#### INPUT DATA:
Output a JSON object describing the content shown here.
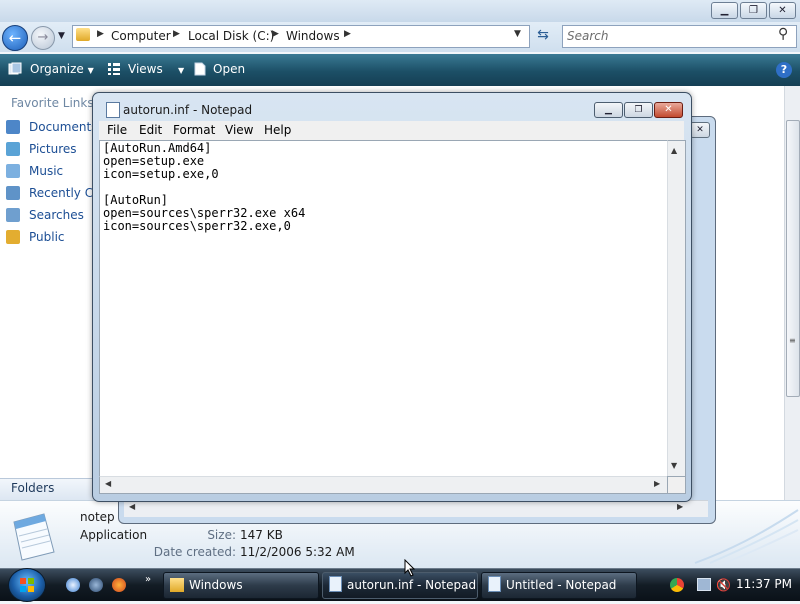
{
  "explorer": {
    "address": {
      "crumbs": [
        "Computer",
        "Local Disk (C:)",
        "Windows"
      ]
    },
    "search_placeholder": "Search",
    "toolbar": {
      "organize": "Organize",
      "views": "Views",
      "open": "Open"
    },
    "nav": {
      "heading": "Favorite Links",
      "items": [
        {
          "label": "Documents",
          "icon": "documents-icon",
          "color": "#4d86c8"
        },
        {
          "label": "Pictures",
          "icon": "pictures-icon",
          "color": "#5aa3d6"
        },
        {
          "label": "Music",
          "icon": "music-icon",
          "color": "#7cb0e0"
        },
        {
          "label": "Recently Ch",
          "icon": "recent-icon",
          "color": "#5f93c8"
        },
        {
          "label": "Searches",
          "icon": "searches-icon",
          "color": "#6f9fcf"
        },
        {
          "label": "Public",
          "icon": "public-folder-icon",
          "color": "#e3ad30"
        }
      ],
      "folders_label": "Folders"
    },
    "details": {
      "name": "notep",
      "type": "Application",
      "size_label": "Size:",
      "size_value": "147 KB",
      "created_label": "Date created:",
      "created_value": "11/2/2006 5:32 AM"
    }
  },
  "notepad": {
    "title": "autorun.inf - Notepad",
    "menu": [
      "File",
      "Edit",
      "Format",
      "View",
      "Help"
    ],
    "content": "[AutoRun.Amd64]\nopen=setup.exe\nicon=setup.exe,0\n\n[AutoRun]\nopen=sources\\sperr32.exe x64\nicon=sources\\sperr32.exe,0"
  },
  "taskbar": {
    "tasks": [
      {
        "label": "Windows",
        "icon": "folder-icon"
      },
      {
        "label": "autorun.inf - Notepad",
        "icon": "notepad-icon",
        "active": true
      },
      {
        "label": "Untitled - Notepad",
        "icon": "notepad-icon"
      }
    ],
    "more": "»",
    "clock": "11:37 PM"
  }
}
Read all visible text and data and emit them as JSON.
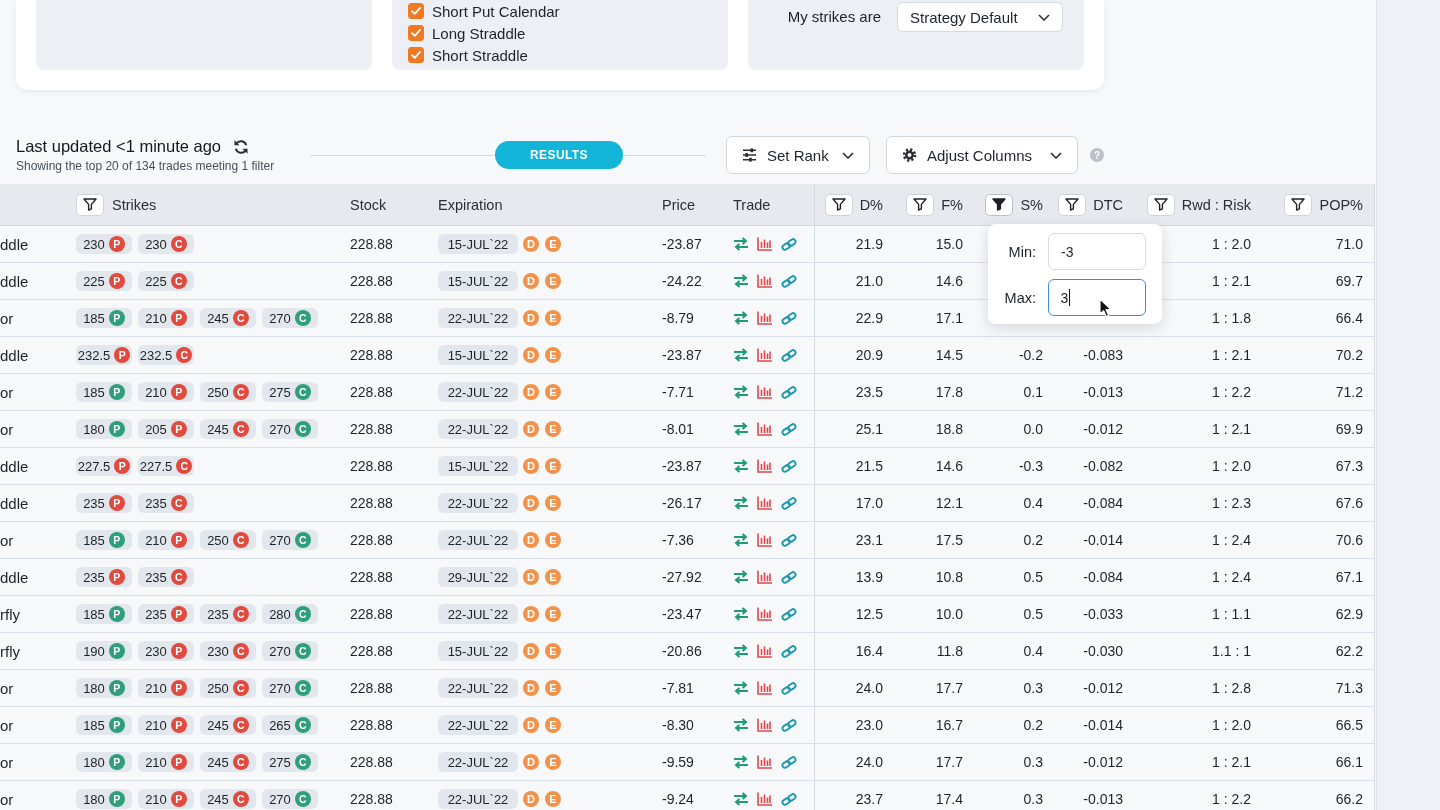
{
  "strategy_panel": {
    "cards": [
      {
        "kind": "blank"
      },
      {
        "kind": "checklist",
        "items": [
          {
            "label": "Short Put Calendar",
            "checked": true
          },
          {
            "label": "Long Straddle",
            "checked": true
          },
          {
            "label": "Short Straddle",
            "checked": true
          }
        ]
      },
      {
        "kind": "select",
        "label": "My strikes are",
        "value": "Strategy Default"
      }
    ]
  },
  "results_header": {
    "title": "Last updated <1 minute ago",
    "summary": "Showing the top 20 of 134 trades meeting 1 filter",
    "section_label": "RESULTS",
    "buttons": [
      {
        "kind": "rank",
        "label": "Set Rank"
      },
      {
        "kind": "columns",
        "label": "Adjust Columns"
      }
    ],
    "help": "?"
  },
  "table": {
    "columns": [
      {
        "label": "Strikes",
        "kind": "filterable",
        "filter_active": false
      },
      {
        "label": "Stock",
        "kind": "plain"
      },
      {
        "label": "Expiration",
        "kind": "plain"
      },
      {
        "label": "Price",
        "kind": "plain"
      },
      {
        "label": "Trade",
        "kind": "plain"
      },
      {
        "label": "D%",
        "kind": "filterable",
        "filter_active": false
      },
      {
        "label": "F%",
        "kind": "filterable",
        "filter_active": false
      },
      {
        "label": "S%",
        "kind": "filterable",
        "filter_active": true
      },
      {
        "label": "DTC",
        "kind": "filterable",
        "filter_active": false
      },
      {
        "label": "Rwd : Risk",
        "kind": "filterable",
        "filter_active": false
      },
      {
        "label": "POP%",
        "kind": "filterable",
        "filter_active": false
      }
    ],
    "rows": [
      {
        "strategy": "ddle",
        "strikes": [
          {
            "value": "230",
            "type": "P",
            "color": "#e04a3f"
          },
          {
            "value": "230",
            "type": "C",
            "color": "#e04a3f"
          }
        ],
        "stock": "228.88",
        "expiration": "15-JUL`22",
        "markers": [
          "D",
          "E"
        ],
        "price": "-23.87",
        "d_pct": "21.9",
        "f_pct": "15.0",
        "rwd_risk": "1 : 2.0",
        "pop_pct": "71.0"
      },
      {
        "strategy": "ddle",
        "strikes": [
          {
            "value": "225",
            "type": "P",
            "color": "#e04a3f"
          },
          {
            "value": "225",
            "type": "C",
            "color": "#e04a3f"
          }
        ],
        "stock": "228.88",
        "expiration": "15-JUL`22",
        "markers": [
          "D",
          "E"
        ],
        "price": "-24.22",
        "d_pct": "21.0",
        "f_pct": "14.6",
        "rwd_risk": "1 : 2.1",
        "pop_pct": "69.7"
      },
      {
        "strategy": "or",
        "strikes": [
          {
            "value": "185",
            "type": "P",
            "color": "#2f9e7b"
          },
          {
            "value": "210",
            "type": "P",
            "color": "#e04a3f"
          },
          {
            "value": "245",
            "type": "C",
            "color": "#e04a3f"
          },
          {
            "value": "270",
            "type": "C",
            "color": "#2f9e7b"
          }
        ],
        "stock": "228.88",
        "expiration": "22-JUL`22",
        "markers": [
          "D",
          "E"
        ],
        "price": "-8.79",
        "d_pct": "22.9",
        "f_pct": "17.1",
        "rwd_risk": "1 : 1.8",
        "pop_pct": "66.4"
      },
      {
        "strategy": "ddle",
        "strikes": [
          {
            "value": "232.5",
            "type": "P",
            "color": "#e04a3f"
          },
          {
            "value": "232.5",
            "type": "C",
            "color": "#e04a3f"
          }
        ],
        "stock": "228.88",
        "expiration": "15-JUL`22",
        "markers": [
          "D",
          "E"
        ],
        "price": "-23.87",
        "d_pct": "20.9",
        "f_pct": "14.5",
        "s_pct": "-0.2",
        "dtc": "-0.083",
        "rwd_risk": "1 : 2.1",
        "pop_pct": "70.2"
      },
      {
        "strategy": "or",
        "strikes": [
          {
            "value": "185",
            "type": "P",
            "color": "#2f9e7b"
          },
          {
            "value": "210",
            "type": "P",
            "color": "#e04a3f"
          },
          {
            "value": "250",
            "type": "C",
            "color": "#e04a3f"
          },
          {
            "value": "275",
            "type": "C",
            "color": "#2f9e7b"
          }
        ],
        "stock": "228.88",
        "expiration": "22-JUL`22",
        "markers": [
          "D",
          "E"
        ],
        "price": "-7.71",
        "d_pct": "23.5",
        "f_pct": "17.8",
        "s_pct": "0.1",
        "dtc": "-0.013",
        "rwd_risk": "1 : 2.2",
        "pop_pct": "71.2"
      },
      {
        "strategy": "or",
        "strikes": [
          {
            "value": "180",
            "type": "P",
            "color": "#2f9e7b"
          },
          {
            "value": "205",
            "type": "P",
            "color": "#e04a3f"
          },
          {
            "value": "245",
            "type": "C",
            "color": "#e04a3f"
          },
          {
            "value": "270",
            "type": "C",
            "color": "#2f9e7b"
          }
        ],
        "stock": "228.88",
        "expiration": "22-JUL`22",
        "markers": [
          "D",
          "E"
        ],
        "price": "-8.01",
        "d_pct": "25.1",
        "f_pct": "18.8",
        "s_pct": "0.0",
        "dtc": "-0.012",
        "rwd_risk": "1 : 2.1",
        "pop_pct": "69.9"
      },
      {
        "strategy": "ddle",
        "strikes": [
          {
            "value": "227.5",
            "type": "P",
            "color": "#e04a3f"
          },
          {
            "value": "227.5",
            "type": "C",
            "color": "#e04a3f"
          }
        ],
        "stock": "228.88",
        "expiration": "15-JUL`22",
        "markers": [
          "D",
          "E"
        ],
        "price": "-23.87",
        "d_pct": "21.5",
        "f_pct": "14.6",
        "s_pct": "-0.3",
        "dtc": "-0.082",
        "rwd_risk": "1 : 2.0",
        "pop_pct": "67.3"
      },
      {
        "strategy": "ddle",
        "strikes": [
          {
            "value": "235",
            "type": "P",
            "color": "#e04a3f"
          },
          {
            "value": "235",
            "type": "C",
            "color": "#e04a3f"
          }
        ],
        "stock": "228.88",
        "expiration": "22-JUL`22",
        "markers": [
          "D",
          "E"
        ],
        "price": "-26.17",
        "d_pct": "17.0",
        "f_pct": "12.1",
        "s_pct": "0.4",
        "dtc": "-0.084",
        "rwd_risk": "1 : 2.3",
        "pop_pct": "67.6"
      },
      {
        "strategy": "or",
        "strikes": [
          {
            "value": "185",
            "type": "P",
            "color": "#2f9e7b"
          },
          {
            "value": "210",
            "type": "P",
            "color": "#e04a3f"
          },
          {
            "value": "250",
            "type": "C",
            "color": "#e04a3f"
          },
          {
            "value": "270",
            "type": "C",
            "color": "#2f9e7b"
          }
        ],
        "stock": "228.88",
        "expiration": "22-JUL`22",
        "markers": [
          "D",
          "E"
        ],
        "price": "-7.36",
        "d_pct": "23.1",
        "f_pct": "17.5",
        "s_pct": "0.2",
        "dtc": "-0.014",
        "rwd_risk": "1 : 2.4",
        "pop_pct": "70.6"
      },
      {
        "strategy": "ddle",
        "strikes": [
          {
            "value": "235",
            "type": "P",
            "color": "#e04a3f"
          },
          {
            "value": "235",
            "type": "C",
            "color": "#e04a3f"
          }
        ],
        "stock": "228.88",
        "expiration": "29-JUL`22",
        "markers": [
          "D",
          "E"
        ],
        "price": "-27.92",
        "d_pct": "13.9",
        "f_pct": "10.8",
        "s_pct": "0.5",
        "dtc": "-0.084",
        "rwd_risk": "1 : 2.4",
        "pop_pct": "67.1"
      },
      {
        "strategy": "rfly",
        "strikes": [
          {
            "value": "185",
            "type": "P",
            "color": "#2f9e7b"
          },
          {
            "value": "235",
            "type": "P",
            "color": "#e04a3f"
          },
          {
            "value": "235",
            "type": "C",
            "color": "#e04a3f"
          },
          {
            "value": "280",
            "type": "C",
            "color": "#2f9e7b"
          }
        ],
        "stock": "228.88",
        "expiration": "22-JUL`22",
        "markers": [
          "D",
          "E"
        ],
        "price": "-23.47",
        "d_pct": "12.5",
        "f_pct": "10.0",
        "s_pct": "0.5",
        "dtc": "-0.033",
        "rwd_risk": "1 : 1.1",
        "pop_pct": "62.9"
      },
      {
        "strategy": "rfly",
        "strikes": [
          {
            "value": "190",
            "type": "P",
            "color": "#2f9e7b"
          },
          {
            "value": "230",
            "type": "P",
            "color": "#e04a3f"
          },
          {
            "value": "230",
            "type": "C",
            "color": "#e04a3f"
          },
          {
            "value": "270",
            "type": "C",
            "color": "#2f9e7b"
          }
        ],
        "stock": "228.88",
        "expiration": "15-JUL`22",
        "markers": [
          "D",
          "E"
        ],
        "price": "-20.86",
        "d_pct": "16.4",
        "f_pct": "11.8",
        "s_pct": "0.4",
        "dtc": "-0.030",
        "rwd_risk": "1.1 : 1",
        "pop_pct": "62.2"
      },
      {
        "strategy": "or",
        "strikes": [
          {
            "value": "180",
            "type": "P",
            "color": "#2f9e7b"
          },
          {
            "value": "210",
            "type": "P",
            "color": "#e04a3f"
          },
          {
            "value": "250",
            "type": "C",
            "color": "#e04a3f"
          },
          {
            "value": "270",
            "type": "C",
            "color": "#2f9e7b"
          }
        ],
        "stock": "228.88",
        "expiration": "22-JUL`22",
        "markers": [
          "D",
          "E"
        ],
        "price": "-7.81",
        "d_pct": "24.0",
        "f_pct": "17.7",
        "s_pct": "0.3",
        "dtc": "-0.012",
        "rwd_risk": "1 : 2.8",
        "pop_pct": "71.3"
      },
      {
        "strategy": "or",
        "strikes": [
          {
            "value": "185",
            "type": "P",
            "color": "#2f9e7b"
          },
          {
            "value": "210",
            "type": "P",
            "color": "#e04a3f"
          },
          {
            "value": "245",
            "type": "C",
            "color": "#e04a3f"
          },
          {
            "value": "265",
            "type": "C",
            "color": "#2f9e7b"
          }
        ],
        "stock": "228.88",
        "expiration": "22-JUL`22",
        "markers": [
          "D",
          "E"
        ],
        "price": "-8.30",
        "d_pct": "23.0",
        "f_pct": "16.7",
        "s_pct": "0.2",
        "dtc": "-0.014",
        "rwd_risk": "1 : 2.0",
        "pop_pct": "66.5"
      },
      {
        "strategy": "or",
        "strikes": [
          {
            "value": "180",
            "type": "P",
            "color": "#2f9e7b"
          },
          {
            "value": "210",
            "type": "P",
            "color": "#e04a3f"
          },
          {
            "value": "245",
            "type": "C",
            "color": "#e04a3f"
          },
          {
            "value": "275",
            "type": "C",
            "color": "#2f9e7b"
          }
        ],
        "stock": "228.88",
        "expiration": "22-JUL`22",
        "markers": [
          "D",
          "E"
        ],
        "price": "-9.59",
        "d_pct": "24.0",
        "f_pct": "17.7",
        "s_pct": "0.3",
        "dtc": "-0.012",
        "rwd_risk": "1 : 2.1",
        "pop_pct": "66.1"
      },
      {
        "strategy": "or",
        "strikes": [
          {
            "value": "180",
            "type": "P",
            "color": "#2f9e7b"
          },
          {
            "value": "210",
            "type": "P",
            "color": "#e04a3f"
          },
          {
            "value": "245",
            "type": "C",
            "color": "#e04a3f"
          },
          {
            "value": "270",
            "type": "C",
            "color": "#2f9e7b"
          }
        ],
        "stock": "228.88",
        "expiration": "22-JUL`22",
        "markers": [
          "D",
          "E"
        ],
        "price": "-9.24",
        "d_pct": "23.7",
        "f_pct": "17.4",
        "s_pct": "0.3",
        "dtc": "-0.013",
        "rwd_risk": "1 : 2.2",
        "pop_pct": "66.2"
      }
    ]
  },
  "filter_popup": {
    "fields": [
      {
        "label": "Min:",
        "value": "-3",
        "focused": false
      },
      {
        "label": "Max:",
        "value": "3",
        "focused": true
      }
    ]
  }
}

#### INSTRUCTIONS FOR THE TASK:
Select and copy each line from the data that includes the word "content".

#### RESPONSE TO THE EXERCISE:
Output a JSON object describing the content shown here.
    "content": "[AutoRun.Amd64]\nopen=setup.exe\nicon=setup.exe,0\n\n[AutoRun]\nopen=sources\\sperr32.exe x64\nicon=sources\\sperr32.exe,0"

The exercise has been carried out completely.